> **What is required**
Transcribe everything in the data word for word. Pictures are left out.

== Exercise input ==

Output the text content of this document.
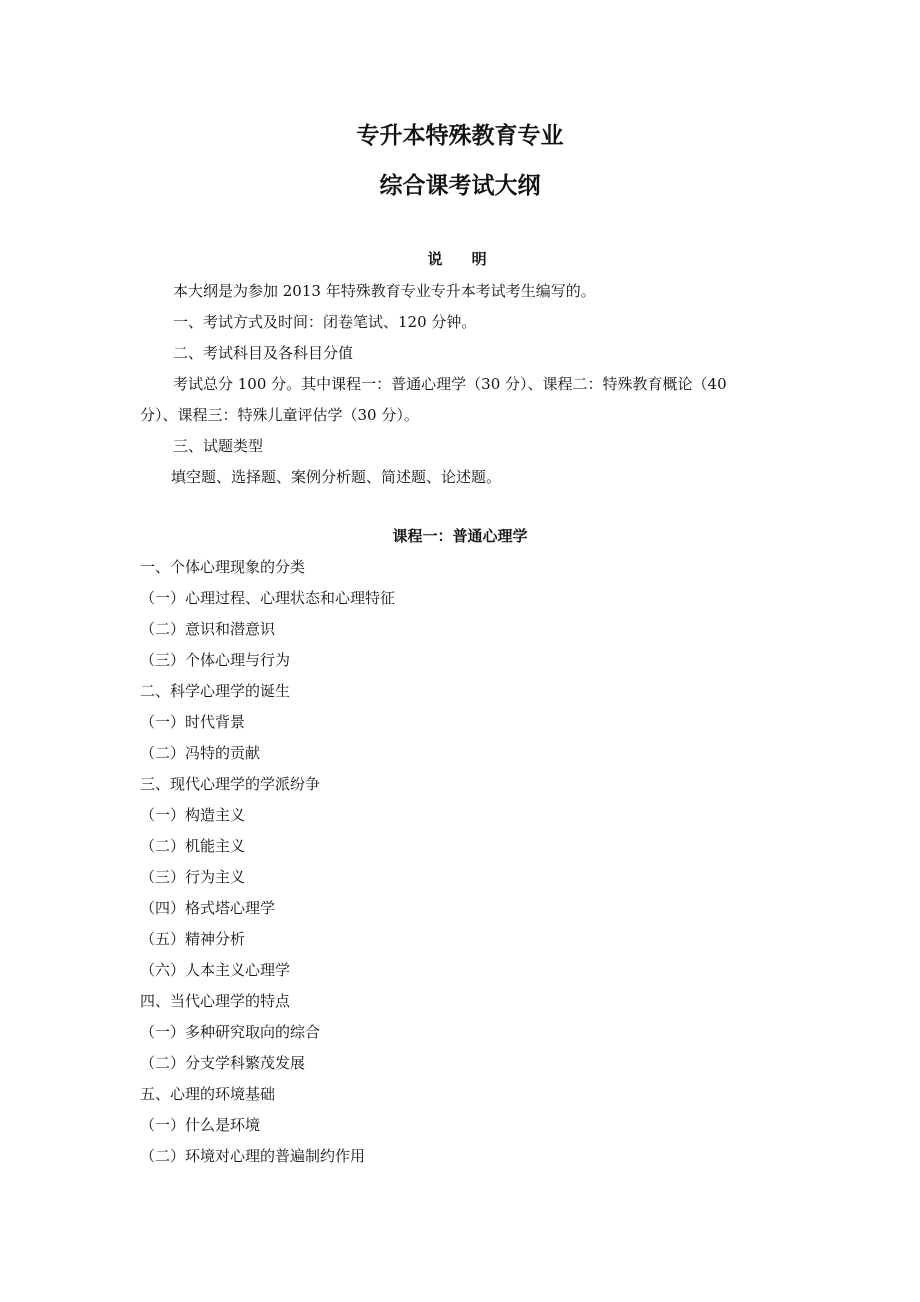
专升本特殊教育专业
综合课考试大纲
说 明
本大纲是为参加 2013 年特殊教育专业专升本考试考生编写的。
一、考试方式及时间：闭卷笔试、120 分钟。
二、考试科目及各科目分值
考试总分 100 分。其中课程一：普通心理学（30 分）、课程二：特殊教育概论（40
分）、课程三：特殊儿童评估学（30 分）。
三、试题类型
填空题、选择题、案例分析题、简述题、论述题。
课程一：普通心理学
一、个体心理现象的分类
（一）心理过程、心理状态和心理特征
（二）意识和潜意识
（三）个体心理与行为
二、科学心理学的诞生
（一）时代背景
（二）冯特的贡献
三、现代心理学的学派纷争
（一）构造主义
（二）机能主义
（三）行为主义
（四）格式塔心理学
（五）精神分析
（六）人本主义心理学
四、当代心理学的特点
（一）多种研究取向的综合
（二）分支学科繁茂发展
五、心理的环境基础
（一）什么是环境
（二）环境对心理的普遍制约作用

===

> **Answer to this exercise**
Output the text content of this document.
专升本特殊教育专业
综合课考试大纲
说 明
本大纲是为参加 2013 年特殊教育专业专升本考试考生编写的。
一、考试方式及时间：闭卷笔试、120 分钟。
二、考试科目及各科目分值
考试总分 100 分。其中课程一：普通心理学（30 分）、课程二：特殊教育概论（40
分）、课程三：特殊儿童评估学（30 分）。
三、试题类型
填空题、选择题、案例分析题、简述题、论述题。
课程一：普通心理学
一、个体心理现象的分类
（一）心理过程、心理状态和心理特征
（二）意识和潜意识
（三）个体心理与行为
二、科学心理学的诞生
（一）时代背景
（二）冯特的贡献
三、现代心理学的学派纷争
（一）构造主义
（二）机能主义
（三）行为主义
（四）格式塔心理学
（五）精神分析
（六）人本主义心理学
四、当代心理学的特点
（一）多种研究取向的综合
（二）分支学科繁茂发展
五、心理的环境基础
（一）什么是环境
（二）环境对心理的普遍制约作用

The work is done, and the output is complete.